── Available data ──

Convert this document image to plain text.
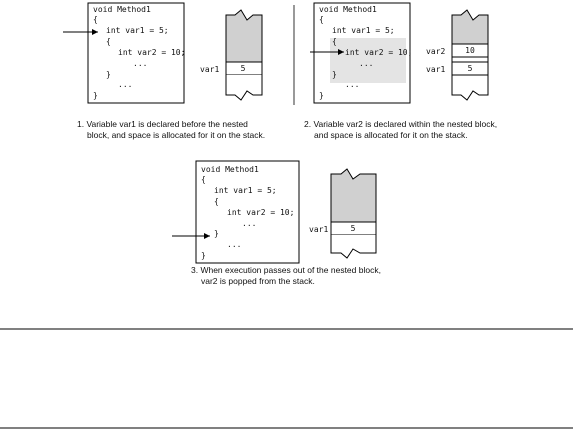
void Method1
{
int var1 = 5;
{
int var2 = 10;
...
}
...
}
var1	5
1. Variable var1 is declared before the nested
block, and space is allocated for it on the stack.
void Method1
{
int var1 = 5;
{
int var2 = 10;
...
}
...
}
var2
var1
10
5
2. Variable var2 is declared within the nested block,
and space is allocated for it on the stack.
void Method1
{
int var1 = 5;
{
int var2 = 10;
...
}
...
}
var1	5
3. When execution passes out of the nested block,
var2 is popped from the stack.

───

=== Given exercise ===
Repeat every record precisely. Any picture among them stays out of the copy.

=== Written reply ===
Convert this document image to plain text.
void Method1
{
int var1 = 5;
{
int var2 = 10;
...
}
...
}
var1	5
1. Variable var1 is declared before the nested
block, and space is allocated for it on the stack.
void Method1
{
int var1 = 5;
{
int var2 = 10;
...
}
...
}
var2
var1
10
5
2. Variable var2 is declared within the nested block,
and space is allocated for it on the stack.
void Method1
{
int var1 = 5;
{
int var2 = 10;
...
}
...
}
var1	5
3. When execution passes out of the nested block,
var2 is popped from the stack.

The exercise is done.